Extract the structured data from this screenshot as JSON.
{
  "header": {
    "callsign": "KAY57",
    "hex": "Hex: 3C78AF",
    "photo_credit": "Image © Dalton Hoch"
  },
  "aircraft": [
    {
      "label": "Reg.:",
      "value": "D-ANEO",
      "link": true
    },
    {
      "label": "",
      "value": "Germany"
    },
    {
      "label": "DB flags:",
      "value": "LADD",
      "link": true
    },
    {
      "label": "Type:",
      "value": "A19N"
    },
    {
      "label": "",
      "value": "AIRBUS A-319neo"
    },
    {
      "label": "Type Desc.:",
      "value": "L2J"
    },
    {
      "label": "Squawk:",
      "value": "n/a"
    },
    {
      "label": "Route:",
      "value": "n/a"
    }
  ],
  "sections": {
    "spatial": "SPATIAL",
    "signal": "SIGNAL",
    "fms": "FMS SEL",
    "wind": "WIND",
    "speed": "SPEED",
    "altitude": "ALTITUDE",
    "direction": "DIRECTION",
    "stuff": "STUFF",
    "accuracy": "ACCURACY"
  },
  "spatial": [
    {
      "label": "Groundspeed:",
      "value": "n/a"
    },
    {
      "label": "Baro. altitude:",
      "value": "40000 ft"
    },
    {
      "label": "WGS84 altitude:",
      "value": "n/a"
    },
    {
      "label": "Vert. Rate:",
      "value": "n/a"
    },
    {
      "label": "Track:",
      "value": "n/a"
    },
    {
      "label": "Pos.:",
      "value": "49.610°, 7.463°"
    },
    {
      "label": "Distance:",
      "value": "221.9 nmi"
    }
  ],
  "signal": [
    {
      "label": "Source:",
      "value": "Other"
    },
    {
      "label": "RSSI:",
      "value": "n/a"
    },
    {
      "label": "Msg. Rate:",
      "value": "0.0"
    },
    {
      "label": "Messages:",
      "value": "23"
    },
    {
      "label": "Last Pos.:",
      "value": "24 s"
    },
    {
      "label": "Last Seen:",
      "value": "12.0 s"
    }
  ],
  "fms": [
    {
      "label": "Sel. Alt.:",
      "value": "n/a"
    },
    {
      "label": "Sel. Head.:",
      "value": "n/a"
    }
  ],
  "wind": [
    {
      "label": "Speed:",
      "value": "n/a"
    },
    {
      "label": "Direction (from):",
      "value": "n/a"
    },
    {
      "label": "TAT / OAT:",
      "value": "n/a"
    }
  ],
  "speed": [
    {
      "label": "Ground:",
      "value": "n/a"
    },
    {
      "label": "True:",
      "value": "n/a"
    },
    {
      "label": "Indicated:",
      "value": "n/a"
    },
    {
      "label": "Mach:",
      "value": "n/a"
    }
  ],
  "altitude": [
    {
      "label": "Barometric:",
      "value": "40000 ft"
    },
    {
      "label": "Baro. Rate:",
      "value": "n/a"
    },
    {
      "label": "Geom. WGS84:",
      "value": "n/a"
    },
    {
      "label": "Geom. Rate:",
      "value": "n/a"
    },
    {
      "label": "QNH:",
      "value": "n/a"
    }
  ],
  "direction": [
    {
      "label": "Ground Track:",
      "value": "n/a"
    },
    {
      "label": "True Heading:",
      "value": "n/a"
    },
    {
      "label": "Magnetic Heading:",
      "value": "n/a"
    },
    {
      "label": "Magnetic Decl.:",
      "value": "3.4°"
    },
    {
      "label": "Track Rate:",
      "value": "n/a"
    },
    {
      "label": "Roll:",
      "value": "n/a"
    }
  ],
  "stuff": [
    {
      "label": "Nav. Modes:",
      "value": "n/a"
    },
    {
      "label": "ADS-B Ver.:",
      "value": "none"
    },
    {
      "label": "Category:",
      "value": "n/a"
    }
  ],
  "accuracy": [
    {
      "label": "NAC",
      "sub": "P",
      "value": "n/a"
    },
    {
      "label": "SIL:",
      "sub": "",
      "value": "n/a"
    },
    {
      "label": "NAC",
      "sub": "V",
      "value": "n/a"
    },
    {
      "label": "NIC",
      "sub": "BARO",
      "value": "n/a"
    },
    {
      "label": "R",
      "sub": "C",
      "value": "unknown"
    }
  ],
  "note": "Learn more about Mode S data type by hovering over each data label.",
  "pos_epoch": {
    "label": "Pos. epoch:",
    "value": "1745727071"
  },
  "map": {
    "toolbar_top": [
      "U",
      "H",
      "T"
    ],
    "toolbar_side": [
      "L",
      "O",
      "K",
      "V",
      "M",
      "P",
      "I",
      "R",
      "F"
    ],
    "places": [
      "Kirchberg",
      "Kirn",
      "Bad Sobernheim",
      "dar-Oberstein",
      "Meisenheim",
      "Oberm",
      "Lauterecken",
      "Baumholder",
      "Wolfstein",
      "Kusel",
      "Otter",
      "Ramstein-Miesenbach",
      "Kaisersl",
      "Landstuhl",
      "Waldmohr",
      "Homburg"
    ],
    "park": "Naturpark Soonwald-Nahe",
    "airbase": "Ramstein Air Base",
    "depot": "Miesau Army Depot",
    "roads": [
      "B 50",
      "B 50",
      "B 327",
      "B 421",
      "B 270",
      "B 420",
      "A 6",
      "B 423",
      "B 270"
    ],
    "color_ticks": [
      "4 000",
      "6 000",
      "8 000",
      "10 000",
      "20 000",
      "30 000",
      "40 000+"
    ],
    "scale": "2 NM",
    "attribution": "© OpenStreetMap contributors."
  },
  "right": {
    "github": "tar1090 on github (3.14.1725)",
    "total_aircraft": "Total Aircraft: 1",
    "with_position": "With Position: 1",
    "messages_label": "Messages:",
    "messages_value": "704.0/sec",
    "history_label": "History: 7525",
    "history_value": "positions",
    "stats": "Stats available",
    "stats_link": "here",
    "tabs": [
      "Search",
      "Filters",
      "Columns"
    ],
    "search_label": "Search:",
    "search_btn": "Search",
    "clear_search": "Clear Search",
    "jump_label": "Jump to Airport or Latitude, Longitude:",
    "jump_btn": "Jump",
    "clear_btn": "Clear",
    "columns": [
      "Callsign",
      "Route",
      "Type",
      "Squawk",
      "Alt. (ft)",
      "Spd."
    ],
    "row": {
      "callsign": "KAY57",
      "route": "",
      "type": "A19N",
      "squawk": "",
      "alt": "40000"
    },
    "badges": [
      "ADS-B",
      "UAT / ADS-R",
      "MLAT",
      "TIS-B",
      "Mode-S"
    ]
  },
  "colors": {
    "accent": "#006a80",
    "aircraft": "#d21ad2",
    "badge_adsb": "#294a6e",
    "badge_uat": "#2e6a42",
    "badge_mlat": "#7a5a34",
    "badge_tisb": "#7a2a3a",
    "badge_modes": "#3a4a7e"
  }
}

================================

GOAL OF THE EXERCISE:
From the listing above, extract all records word for word.

EXERCISE RESULT:
Extract the structured data from this screenshot as JSON.
{
  "header": {
    "callsign": "KAY57",
    "hex": "Hex: 3C78AF",
    "photo_credit": "Image © Dalton Hoch"
  },
  "aircraft": [
    {
      "label": "Reg.:",
      "value": "D-ANEO",
      "link": true
    },
    {
      "label": "",
      "value": "Germany"
    },
    {
      "label": "DB flags:",
      "value": "LADD",
      "link": true
    },
    {
      "label": "Type:",
      "value": "A19N"
    },
    {
      "label": "",
      "value": "AIRBUS A-319neo"
    },
    {
      "label": "Type Desc.:",
      "value": "L2J"
    },
    {
      "label": "Squawk:",
      "value": "n/a"
    },
    {
      "label": "Route:",
      "value": "n/a"
    }
  ],
  "sections": {
    "spatial": "SPATIAL",
    "signal": "SIGNAL",
    "fms": "FMS SEL",
    "wind": "WIND",
    "speed": "SPEED",
    "altitude": "ALTITUDE",
    "direction": "DIRECTION",
    "stuff": "STUFF",
    "accuracy": "ACCURACY"
  },
  "spatial": [
    {
      "label": "Groundspeed:",
      "value": "n/a"
    },
    {
      "label": "Baro. altitude:",
      "value": "40000 ft"
    },
    {
      "label": "WGS84 altitude:",
      "value": "n/a"
    },
    {
      "label": "Vert. Rate:",
      "value": "n/a"
    },
    {
      "label": "Track:",
      "value": "n/a"
    },
    {
      "label": "Pos.:",
      "value": "49.610°, 7.463°"
    },
    {
      "label": "Distance:",
      "value": "221.9 nmi"
    }
  ],
  "signal": [
    {
      "label": "Source:",
      "value": "Other"
    },
    {
      "label": "RSSI:",
      "value": "n/a"
    },
    {
      "label": "Msg. Rate:",
      "value": "0.0"
    },
    {
      "label": "Messages:",
      "value": "23"
    },
    {
      "label": "Last Pos.:",
      "value": "24 s"
    },
    {
      "label": "Last Seen:",
      "value": "12.0 s"
    }
  ],
  "fms": [
    {
      "label": "Sel. Alt.:",
      "value": "n/a"
    },
    {
      "label": "Sel. Head.:",
      "value": "n/a"
    }
  ],
  "wind": [
    {
      "label": "Speed:",
      "value": "n/a"
    },
    {
      "label": "Direction (from):",
      "value": "n/a"
    },
    {
      "label": "TAT / OAT:",
      "value": "n/a"
    }
  ],
  "speed": [
    {
      "label": "Ground:",
      "value": "n/a"
    },
    {
      "label": "True:",
      "value": "n/a"
    },
    {
      "label": "Indicated:",
      "value": "n/a"
    },
    {
      "label": "Mach:",
      "value": "n/a"
    }
  ],
  "altitude": [
    {
      "label": "Barometric:",
      "value": "40000 ft"
    },
    {
      "label": "Baro. Rate:",
      "value": "n/a"
    },
    {
      "label": "Geom. WGS84:",
      "value": "n/a"
    },
    {
      "label": "Geom. Rate:",
      "value": "n/a"
    },
    {
      "label": "QNH:",
      "value": "n/a"
    }
  ],
  "direction": [
    {
      "label": "Ground Track:",
      "value": "n/a"
    },
    {
      "label": "True Heading:",
      "value": "n/a"
    },
    {
      "label": "Magnetic Heading:",
      "value": "n/a"
    },
    {
      "label": "Magnetic Decl.:",
      "value": "3.4°"
    },
    {
      "label": "Track Rate:",
      "value": "n/a"
    },
    {
      "label": "Roll:",
      "value": "n/a"
    }
  ],
  "stuff": [
    {
      "label": "Nav. Modes:",
      "value": "n/a"
    },
    {
      "label": "ADS-B Ver.:",
      "value": "none"
    },
    {
      "label": "Category:",
      "value": "n/a"
    }
  ],
  "accuracy": [
    {
      "label": "NAC",
      "sub": "P",
      "value": "n/a"
    },
    {
      "label": "SIL:",
      "sub": "",
      "value": "n/a"
    },
    {
      "label": "NAC",
      "sub": "V",
      "value": "n/a"
    },
    {
      "label": "NIC",
      "sub": "BARO",
      "value": "n/a"
    },
    {
      "label": "R",
      "sub": "C",
      "value": "unknown"
    }
  ],
  "note": "Learn more about Mode S data type by hovering over each data label.",
  "pos_epoch": {
    "label": "Pos. epoch:",
    "value": "1745727071"
  },
  "map": {
    "toolbar_top": [
      "U",
      "H",
      "T"
    ],
    "toolbar_side": [
      "L",
      "O",
      "K",
      "V",
      "M",
      "P",
      "I",
      "R",
      "F"
    ],
    "places": [
      "Kirchberg",
      "Kirn",
      "Bad Sobernheim",
      "dar-Oberstein",
      "Meisenheim",
      "Oberm",
      "Lauterecken",
      "Baumholder",
      "Wolfstein",
      "Kusel",
      "Otter",
      "Ramstein-Miesenbach",
      "Kaisersl",
      "Landstuhl",
      "Waldmohr",
      "Homburg"
    ],
    "park": "Naturpark Soonwald-Nahe",
    "airbase": "Ramstein Air Base",
    "depot": "Miesau Army Depot",
    "roads": [
      "B 50",
      "B 50",
      "B 327",
      "B 421",
      "B 270",
      "B 420",
      "A 6",
      "B 423",
      "B 270"
    ],
    "color_ticks": [
      "4 000",
      "6 000",
      "8 000",
      "10 000",
      "20 000",
      "30 000",
      "40 000+"
    ],
    "scale": "2 NM",
    "attribution": "© OpenStreetMap contributors."
  },
  "right": {
    "github": "tar1090 on github (3.14.1725)",
    "total_aircraft": "Total Aircraft: 1",
    "with_position": "With Position: 1",
    "messages_label": "Messages:",
    "messages_value": "704.0/sec",
    "history_label": "History: 7525",
    "history_value": "positions",
    "stats": "Stats available",
    "stats_link": "here",
    "tabs": [
      "Search",
      "Filters",
      "Columns"
    ],
    "search_label": "Search:",
    "search_btn": "Search",
    "clear_search": "Clear Search",
    "jump_label": "Jump to Airport or Latitude, Longitude:",
    "jump_btn": "Jump",
    "clear_btn": "Clear",
    "columns": [
      "Callsign",
      "Route",
      "Type",
      "Squawk",
      "Alt. (ft)",
      "Spd."
    ],
    "row": {
      "callsign": "KAY57",
      "route": "",
      "type": "A19N",
      "squawk": "",
      "alt": "40000"
    },
    "badges": [
      "ADS-B",
      "UAT / ADS-R",
      "MLAT",
      "TIS-B",
      "Mode-S"
    ]
  },
  "colors": {
    "accent": "#006a80",
    "aircraft": "#d21ad2",
    "badge_adsb": "#294a6e",
    "badge_uat": "#2e6a42",
    "badge_mlat": "#7a5a34",
    "badge_tisb": "#7a2a3a",
    "badge_modes": "#3a4a7e"
  }
}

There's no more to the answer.